-- Dataset records start --

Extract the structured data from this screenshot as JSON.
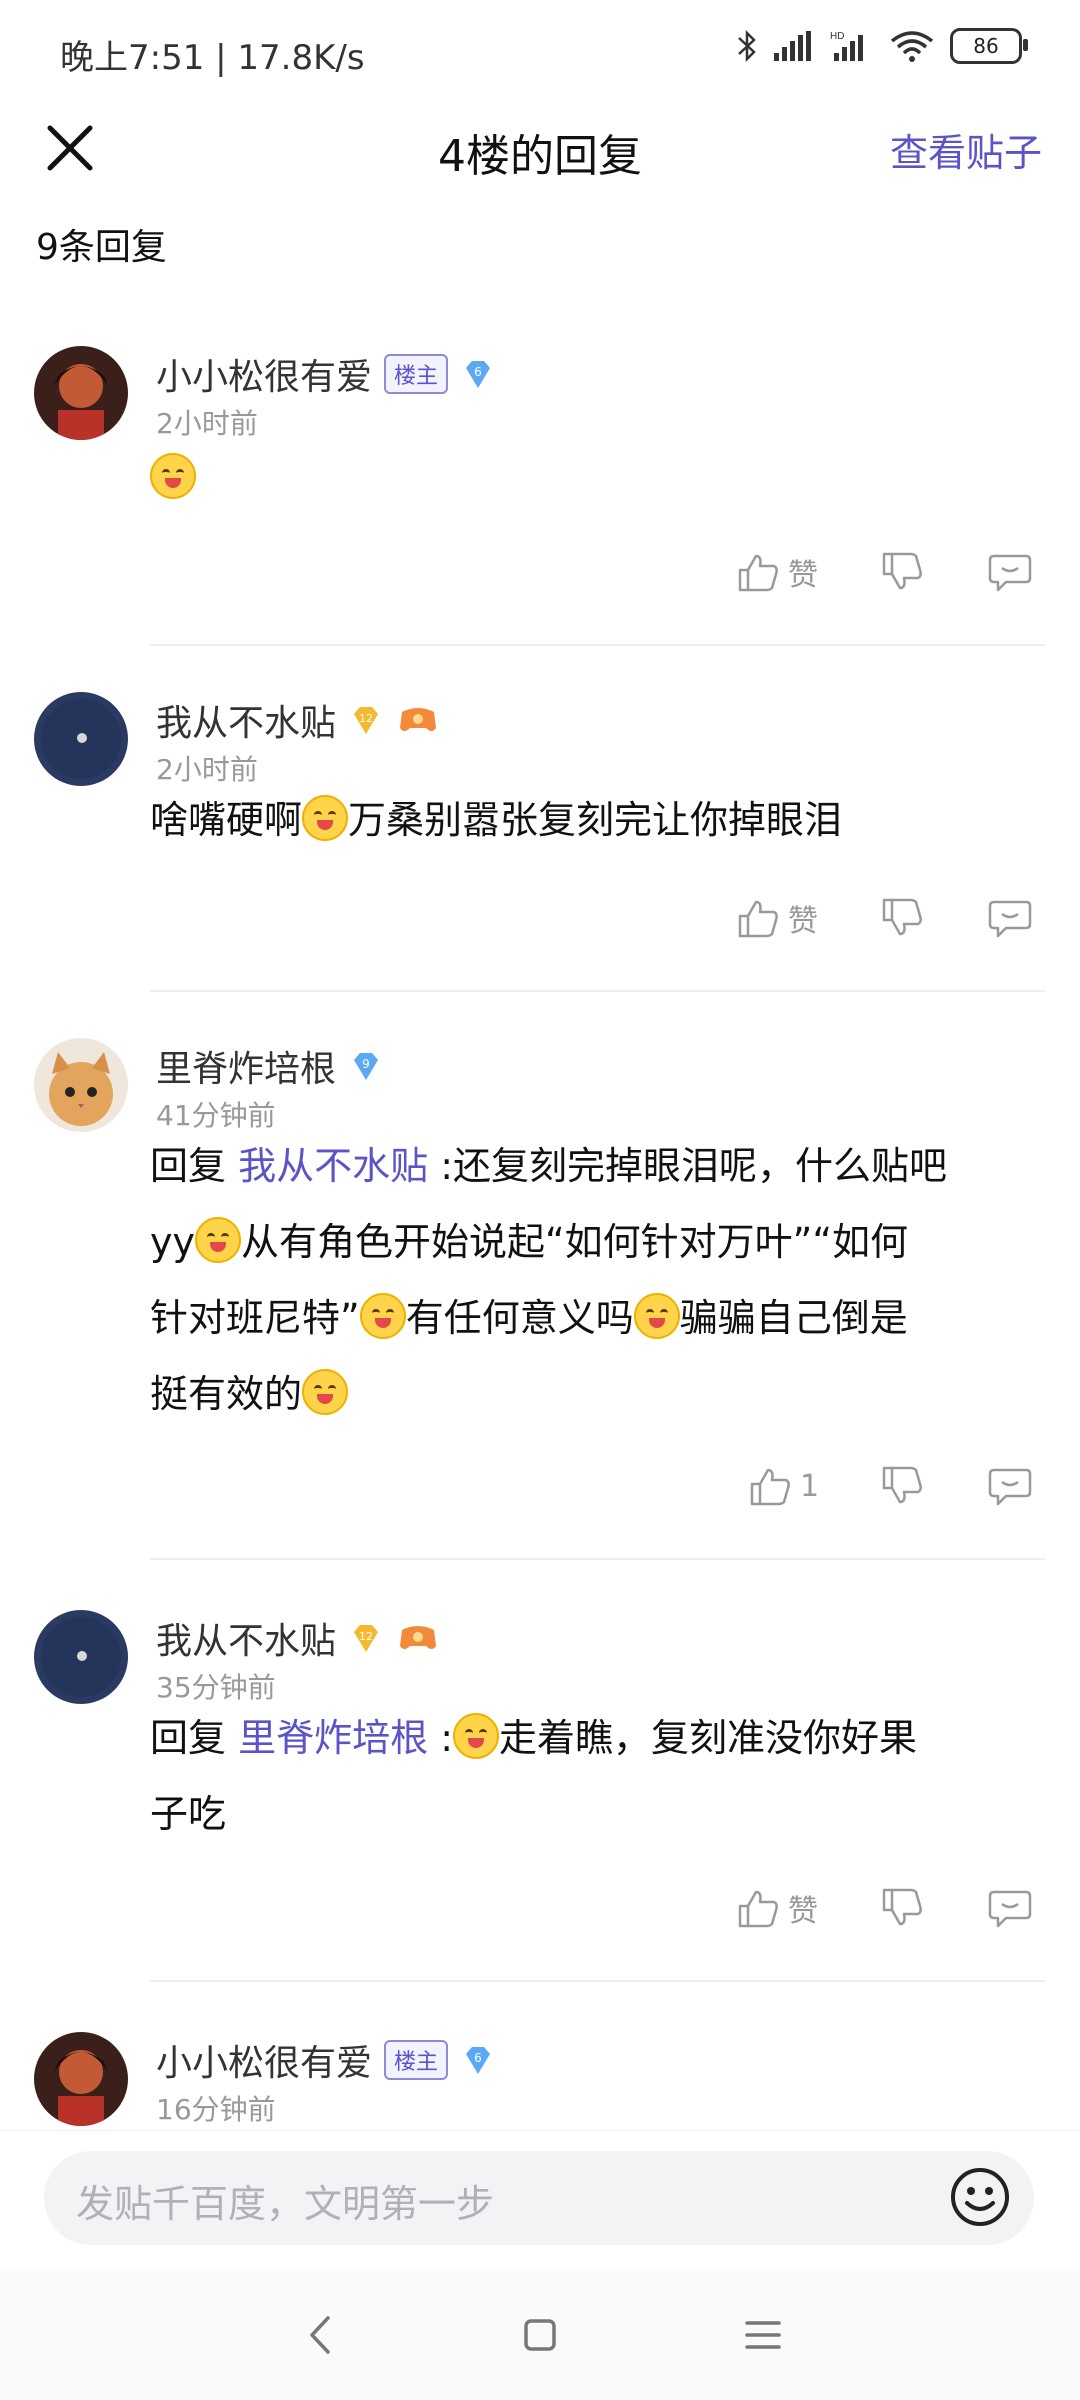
{
  "status": {
    "time": "晚上7:51 | 17.8K/s",
    "battery": "86",
    "network": "HD"
  },
  "header": {
    "title": "4楼的回复",
    "view_post": "查看贴子"
  },
  "count_label": "9条回复",
  "posts": [
    {
      "name": "小小松很有爱",
      "owner_badge": "楼主",
      "level": "6",
      "time": "2小时前",
      "likes": "赞"
    },
    {
      "name": "我从不水贴",
      "level": "12",
      "time": "2小时前",
      "content_a": "啥嘴硬啊",
      "content_b": "万桑别嚣张复刻完让你掉眼泪",
      "likes": "赞"
    },
    {
      "name": "里脊炸培根",
      "level": "9",
      "time": "41分钟前",
      "reply_word": "回复",
      "reply_to": "我从不水贴",
      "line1": ":还复刻完掉眼泪呢，什么贴吧",
      "line2a": "yy",
      "line2b": "从有角色开始说起“如何针对万叶”“如何",
      "line3a": "针对班尼特”",
      "line3b": "有任何意义吗",
      "line3c": "骗骗自己倒是",
      "line4": "挺有效的",
      "likes": "1"
    },
    {
      "name": "我从不水贴",
      "level": "12",
      "time": "35分钟前",
      "reply_word": "回复",
      "reply_to": "里脊炸培根",
      "line1a": ":",
      "line1b": "走着瞧，复刻准没你好果",
      "line2": "子吃",
      "likes": "赞"
    },
    {
      "name": "小小松很有爱",
      "owner_badge": "楼主",
      "level": "6",
      "time": "16分钟前"
    }
  ],
  "input": {
    "placeholder": "发贴千百度，文明第一步"
  },
  "colors": {
    "accent": "#5b54c8",
    "gem_blue": "#5ba8f5",
    "gem_gold": "#f5b82e"
  }
}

-- Dataset records end --

Nothing in the entries above should change when they are printed again, except that the pictures are dropped.

## [Answer to this problem]
Extract the structured data from this screenshot as JSON.
{
  "status": {
    "time": "晚上7:51 | 17.8K/s",
    "battery": "86",
    "network": "HD"
  },
  "header": {
    "title": "4楼的回复",
    "view_post": "查看贴子"
  },
  "count_label": "9条回复",
  "posts": [
    {
      "name": "小小松很有爱",
      "owner_badge": "楼主",
      "level": "6",
      "time": "2小时前",
      "likes": "赞"
    },
    {
      "name": "我从不水贴",
      "level": "12",
      "time": "2小时前",
      "content_a": "啥嘴硬啊",
      "content_b": "万桑别嚣张复刻完让你掉眼泪",
      "likes": "赞"
    },
    {
      "name": "里脊炸培根",
      "level": "9",
      "time": "41分钟前",
      "reply_word": "回复",
      "reply_to": "我从不水贴",
      "line1": ":还复刻完掉眼泪呢，什么贴吧",
      "line2a": "yy",
      "line2b": "从有角色开始说起“如何针对万叶”“如何",
      "line3a": "针对班尼特”",
      "line3b": "有任何意义吗",
      "line3c": "骗骗自己倒是",
      "line4": "挺有效的",
      "likes": "1"
    },
    {
      "name": "我从不水贴",
      "level": "12",
      "time": "35分钟前",
      "reply_word": "回复",
      "reply_to": "里脊炸培根",
      "line1a": ":",
      "line1b": "走着瞧，复刻准没你好果",
      "line2": "子吃",
      "likes": "赞"
    },
    {
      "name": "小小松很有爱",
      "owner_badge": "楼主",
      "level": "6",
      "time": "16分钟前"
    }
  ],
  "input": {
    "placeholder": "发贴千百度，文明第一步"
  },
  "colors": {
    "accent": "#5b54c8",
    "gem_blue": "#5ba8f5",
    "gem_gold": "#f5b82e"
  }
}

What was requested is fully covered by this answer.